WHAT YOU NEED TO DO :: Retype all of the rows below character for character, and leave the picture out of your copy.
<<<<
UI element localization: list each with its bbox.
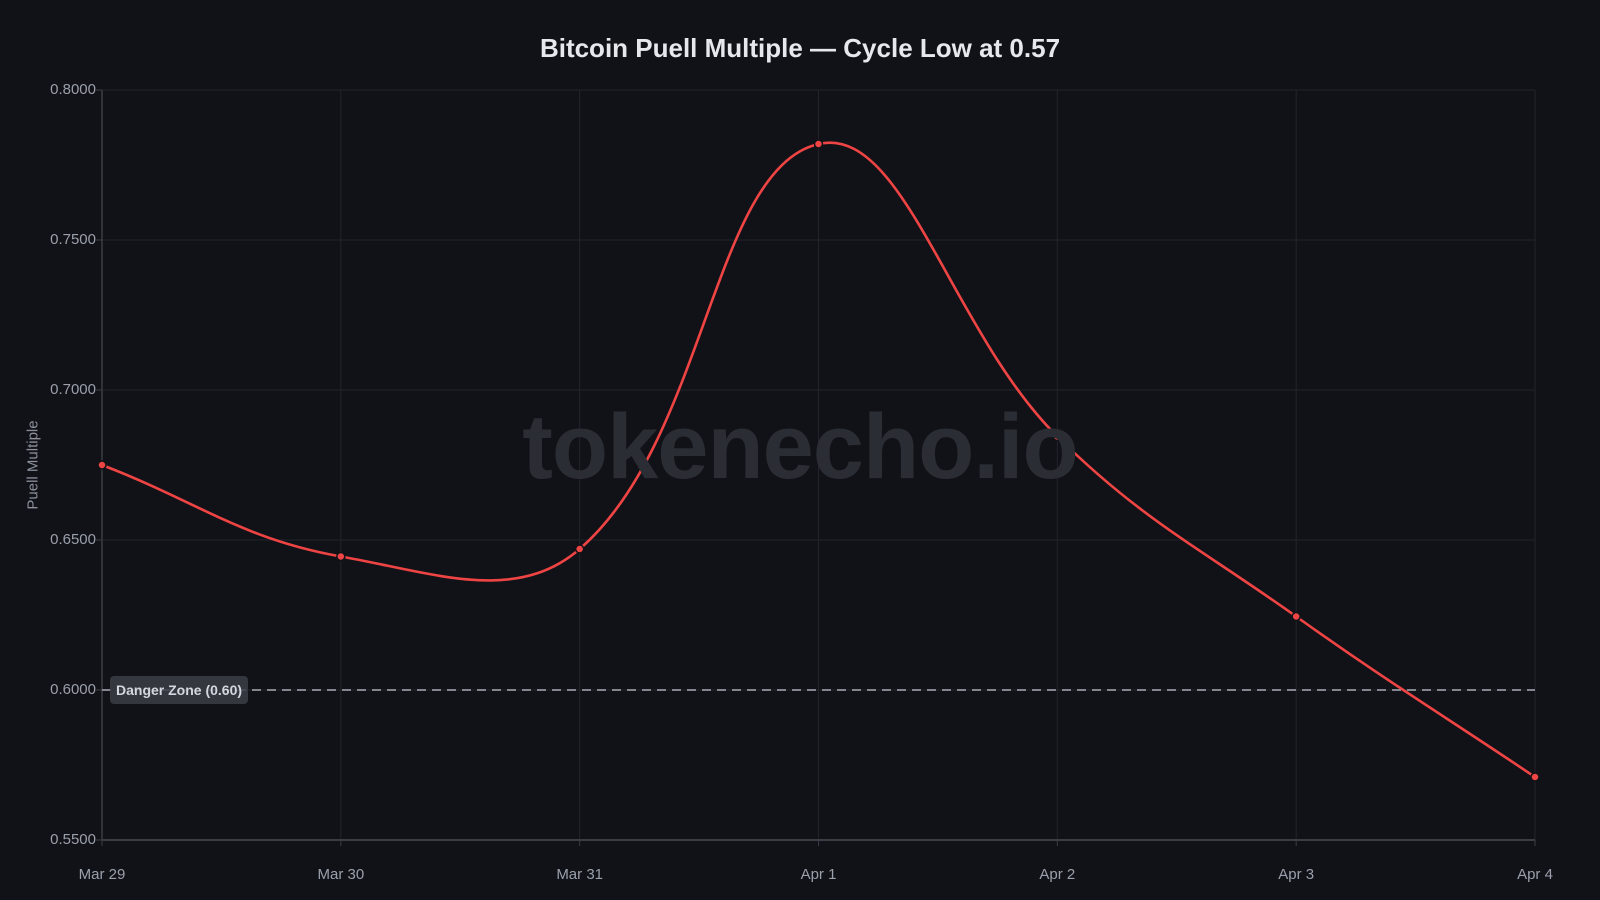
x-tick-label: Apr 4: [1517, 866, 1553, 883]
x-tick-label: Apr 1: [800, 866, 837, 883]
y-tick-label: 0.5500: [50, 831, 96, 848]
x-tick-label: Apr 2: [1039, 866, 1076, 883]
data-point[interactable]: [1291, 611, 1301, 622]
data-points: [97, 139, 1540, 782]
data-point[interactable]: [1052, 431, 1063, 442]
data-point[interactable]: [336, 551, 346, 562]
y-tick-label: 0.7500: [50, 231, 96, 248]
data-point[interactable]: [813, 139, 824, 149]
x-tick-label: Mar 30: [317, 866, 365, 883]
data-point[interactable]: [574, 544, 585, 554]
y-tick-label: 0.7000: [50, 381, 96, 398]
y-axis-label: Puell Multiple: [24, 420, 42, 510]
y-tick-label: 0.8000: [50, 81, 96, 98]
data-point[interactable]: [1530, 772, 1540, 782]
chart-title: Bitcoin Puell Multiple — Cycle Low at 0.…: [539, 33, 1061, 63]
x-tick-label: Mar 29: [78, 866, 126, 883]
y-tick-label: 0.6000: [50, 681, 96, 698]
data-point[interactable]: [97, 460, 107, 470]
x-tick-label: Mar 31: [556, 866, 603, 883]
x-tick-label: Apr 3: [1278, 866, 1315, 883]
y-tick-label: 0.6500: [50, 531, 96, 548]
watermark: tokenecho.io: [522, 396, 1078, 498]
danger-zone-label: Danger Zone (0.60): [110, 676, 249, 704]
>>>>
EXERCISE RESPONSE ::
UI element localization: list each with its bbox.
x-tick-label: Apr 4: [1517, 866, 1553, 883]
x-tick-label: Apr 1: [800, 866, 837, 883]
y-tick-label: 0.5500: [50, 831, 96, 848]
x-tick-label: Apr 2: [1039, 866, 1076, 883]
data-point[interactable]: [1291, 611, 1301, 622]
data-points: [97, 139, 1540, 782]
data-point[interactable]: [1052, 431, 1063, 442]
data-point[interactable]: [336, 551, 346, 562]
y-tick-label: 0.7500: [50, 231, 96, 248]
data-point[interactable]: [813, 139, 824, 149]
x-tick-label: Mar 30: [317, 866, 365, 883]
data-point[interactable]: [574, 544, 585, 554]
y-tick-label: 0.7000: [50, 381, 96, 398]
y-axis-label: Puell Multiple: [24, 420, 42, 510]
y-tick-label: 0.8000: [50, 81, 96, 98]
data-point[interactable]: [1530, 772, 1540, 782]
chart-title: Bitcoin Puell Multiple — Cycle Low at 0.…: [539, 33, 1061, 63]
x-tick-label: Mar 29: [78, 866, 126, 883]
y-tick-label: 0.6000: [50, 681, 96, 698]
data-point[interactable]: [97, 460, 107, 470]
x-tick-label: Mar 31: [556, 866, 603, 883]
x-tick-label: Apr 3: [1278, 866, 1315, 883]
y-tick-label: 0.6500: [50, 531, 96, 548]
watermark: tokenecho.io: [522, 396, 1078, 498]
danger-zone-label: Danger Zone (0.60): [110, 676, 249, 704]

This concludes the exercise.